§ Work to be completed
Gather every line of the entries that includes the word "ansvarlig".

§ Raw data
— begin —

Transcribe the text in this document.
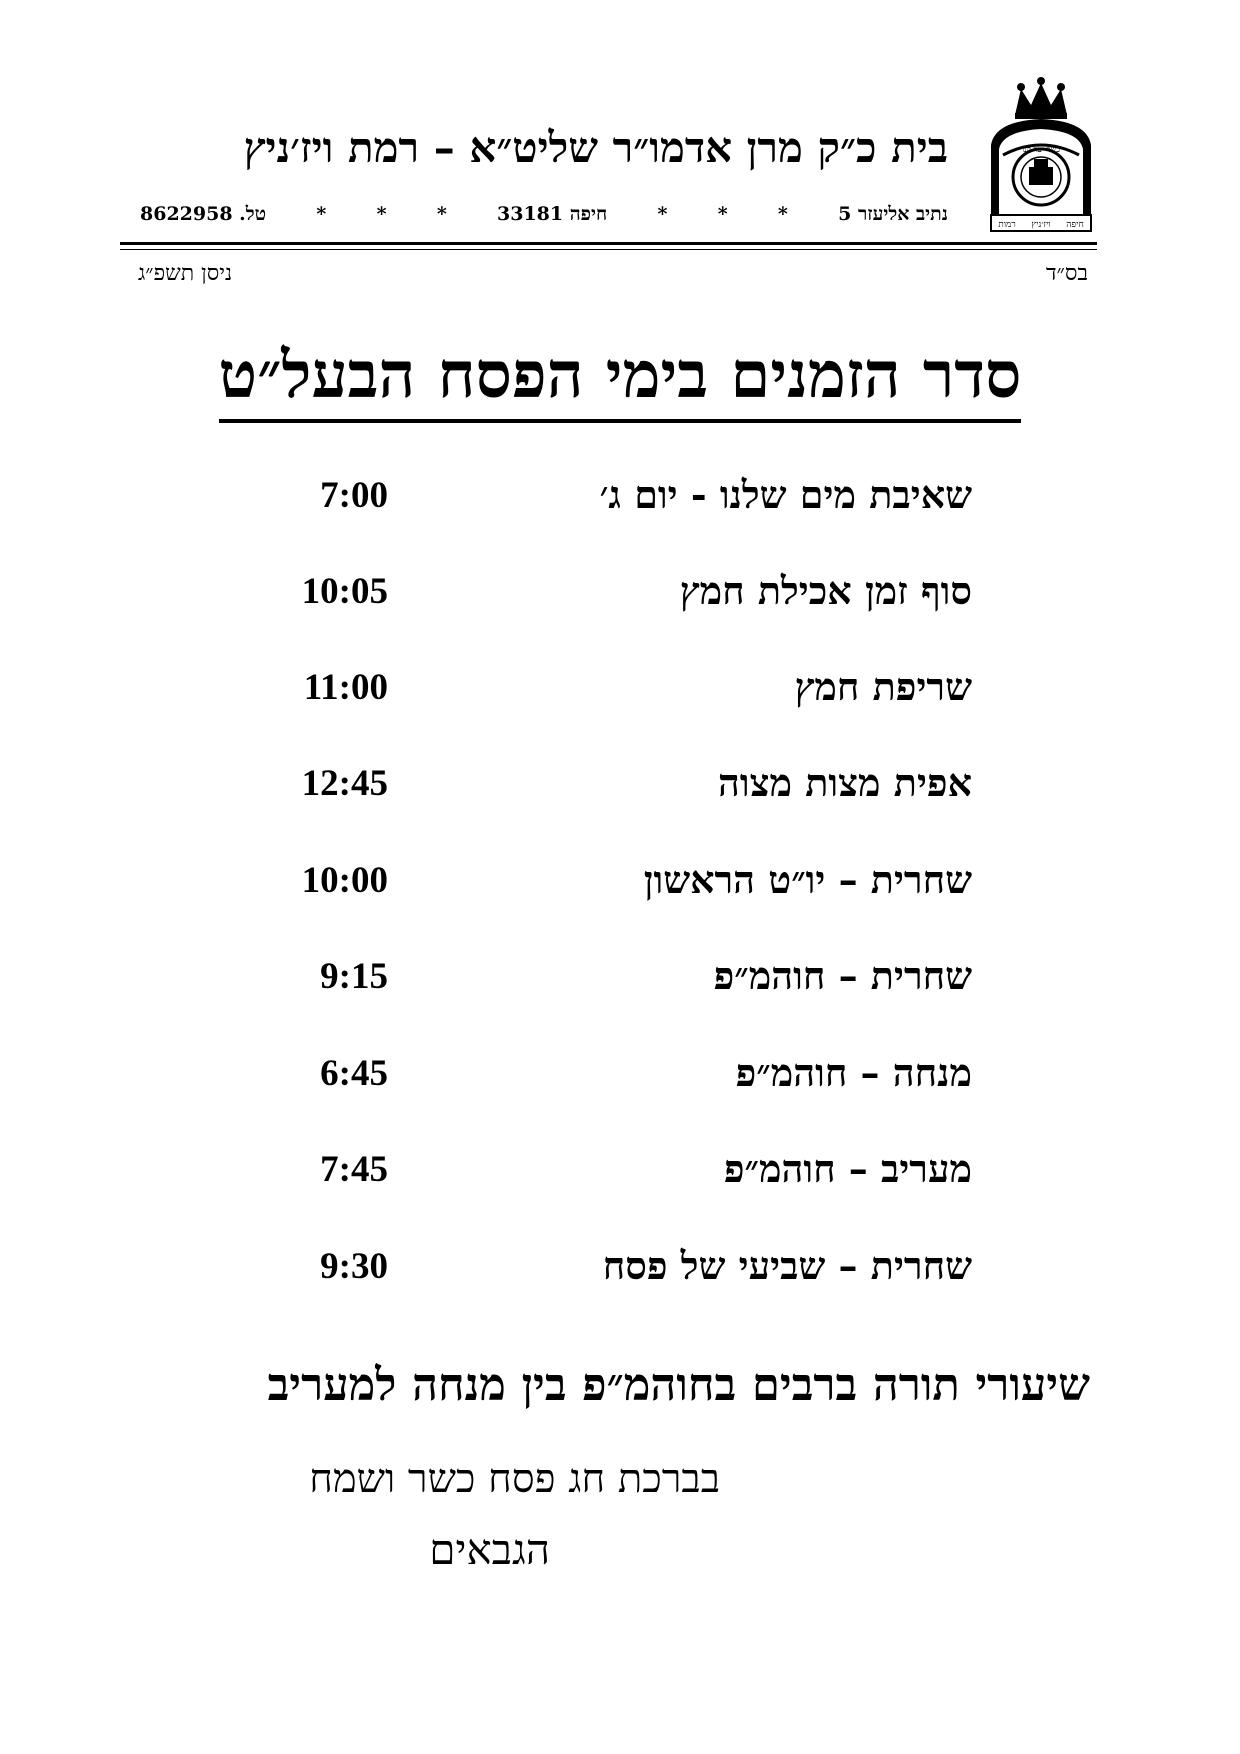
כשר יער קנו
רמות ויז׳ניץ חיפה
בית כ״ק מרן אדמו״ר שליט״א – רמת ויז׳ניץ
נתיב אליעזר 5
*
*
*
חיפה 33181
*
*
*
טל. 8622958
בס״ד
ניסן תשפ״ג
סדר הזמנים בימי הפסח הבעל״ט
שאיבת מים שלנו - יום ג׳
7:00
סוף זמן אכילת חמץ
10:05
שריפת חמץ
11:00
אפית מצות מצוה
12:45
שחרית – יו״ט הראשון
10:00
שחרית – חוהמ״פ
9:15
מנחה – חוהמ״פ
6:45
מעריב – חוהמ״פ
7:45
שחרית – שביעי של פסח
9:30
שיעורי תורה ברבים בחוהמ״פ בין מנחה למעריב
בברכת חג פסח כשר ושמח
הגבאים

— end —
— begin —

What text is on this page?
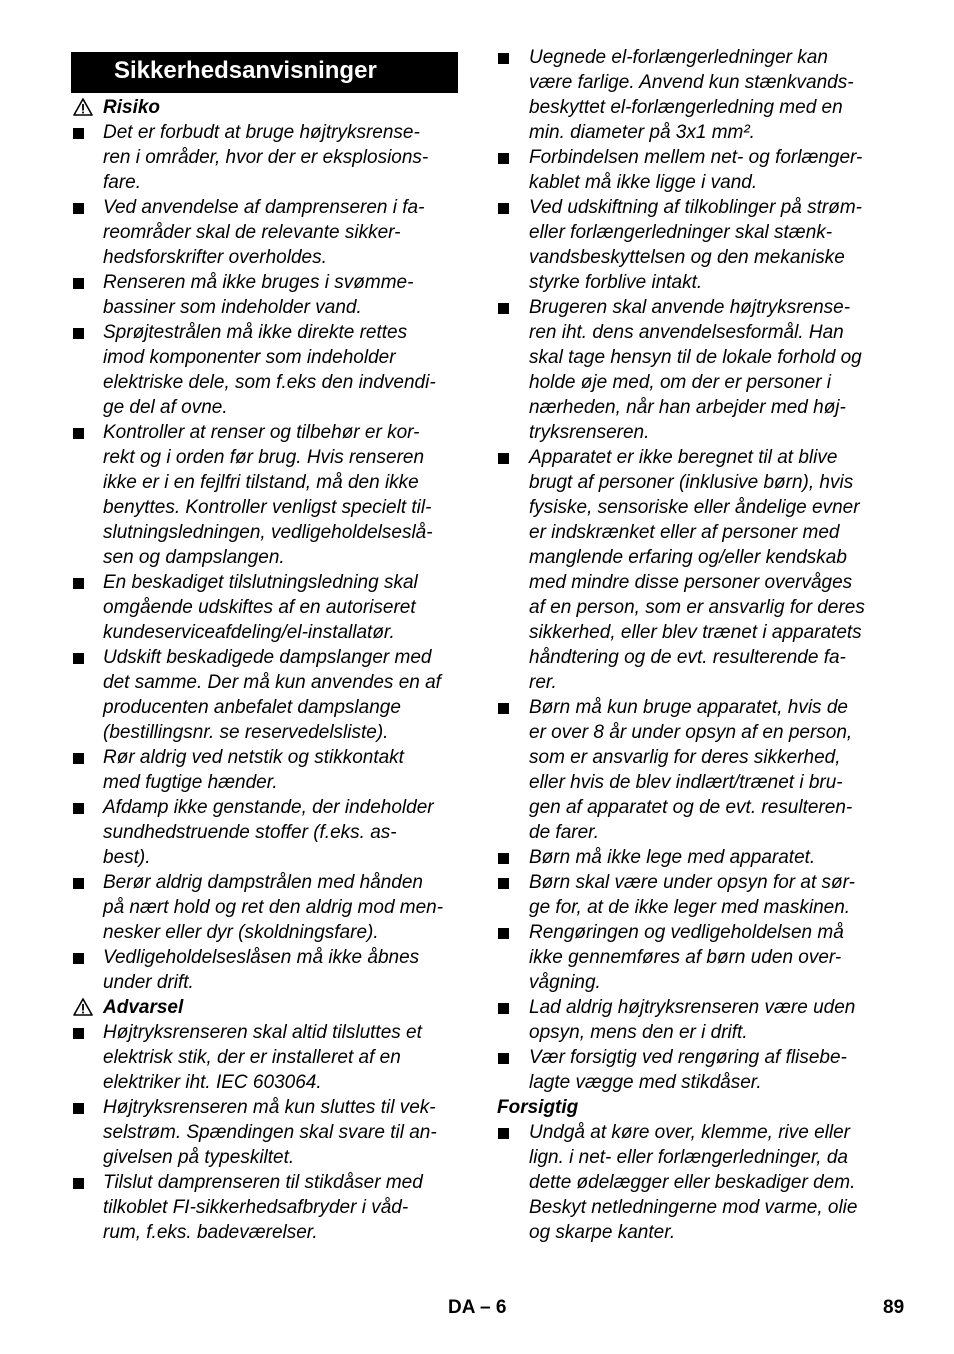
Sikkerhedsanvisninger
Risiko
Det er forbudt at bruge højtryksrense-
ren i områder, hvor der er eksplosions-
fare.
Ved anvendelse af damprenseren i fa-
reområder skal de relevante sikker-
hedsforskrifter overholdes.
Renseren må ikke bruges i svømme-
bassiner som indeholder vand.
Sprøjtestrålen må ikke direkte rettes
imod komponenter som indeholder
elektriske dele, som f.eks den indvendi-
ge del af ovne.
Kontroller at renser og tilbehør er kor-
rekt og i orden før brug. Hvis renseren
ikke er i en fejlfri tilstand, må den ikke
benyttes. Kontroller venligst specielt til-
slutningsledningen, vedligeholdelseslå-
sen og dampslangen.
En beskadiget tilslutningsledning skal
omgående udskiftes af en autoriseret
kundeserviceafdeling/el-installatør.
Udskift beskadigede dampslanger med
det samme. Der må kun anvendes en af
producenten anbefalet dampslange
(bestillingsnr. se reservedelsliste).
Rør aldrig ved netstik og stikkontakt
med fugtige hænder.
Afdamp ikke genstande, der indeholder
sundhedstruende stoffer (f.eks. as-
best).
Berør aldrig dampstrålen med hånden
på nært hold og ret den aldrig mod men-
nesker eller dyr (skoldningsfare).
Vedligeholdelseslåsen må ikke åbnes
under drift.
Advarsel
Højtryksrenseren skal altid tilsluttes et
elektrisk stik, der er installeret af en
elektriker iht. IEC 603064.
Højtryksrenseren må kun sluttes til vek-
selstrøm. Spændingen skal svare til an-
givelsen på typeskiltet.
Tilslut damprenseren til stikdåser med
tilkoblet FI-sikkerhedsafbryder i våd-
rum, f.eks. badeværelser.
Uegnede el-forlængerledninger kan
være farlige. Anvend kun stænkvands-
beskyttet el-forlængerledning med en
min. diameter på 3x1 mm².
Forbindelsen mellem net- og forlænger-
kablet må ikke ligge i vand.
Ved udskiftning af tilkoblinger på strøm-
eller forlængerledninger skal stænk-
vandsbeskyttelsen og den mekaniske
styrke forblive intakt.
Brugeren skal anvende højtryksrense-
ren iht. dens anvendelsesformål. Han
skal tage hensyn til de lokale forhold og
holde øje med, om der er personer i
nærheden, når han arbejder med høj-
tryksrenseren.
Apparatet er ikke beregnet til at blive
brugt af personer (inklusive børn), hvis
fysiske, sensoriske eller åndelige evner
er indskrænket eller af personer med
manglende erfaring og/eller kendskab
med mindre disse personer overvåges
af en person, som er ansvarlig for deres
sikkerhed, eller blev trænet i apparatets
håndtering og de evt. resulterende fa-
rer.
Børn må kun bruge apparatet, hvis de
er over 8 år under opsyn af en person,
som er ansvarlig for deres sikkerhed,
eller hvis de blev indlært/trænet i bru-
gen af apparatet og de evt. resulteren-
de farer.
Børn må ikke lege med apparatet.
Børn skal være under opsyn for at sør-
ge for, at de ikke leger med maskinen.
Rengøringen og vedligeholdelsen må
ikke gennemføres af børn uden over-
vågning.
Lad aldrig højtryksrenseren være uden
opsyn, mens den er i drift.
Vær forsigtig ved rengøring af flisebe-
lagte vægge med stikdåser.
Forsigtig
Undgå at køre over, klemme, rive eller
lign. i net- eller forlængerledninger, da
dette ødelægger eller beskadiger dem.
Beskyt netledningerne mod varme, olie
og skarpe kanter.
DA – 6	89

— end —

§ Answer to this task
af en person, som er ansvarlig for deres
som er ansvarlig for deres sikkerhed,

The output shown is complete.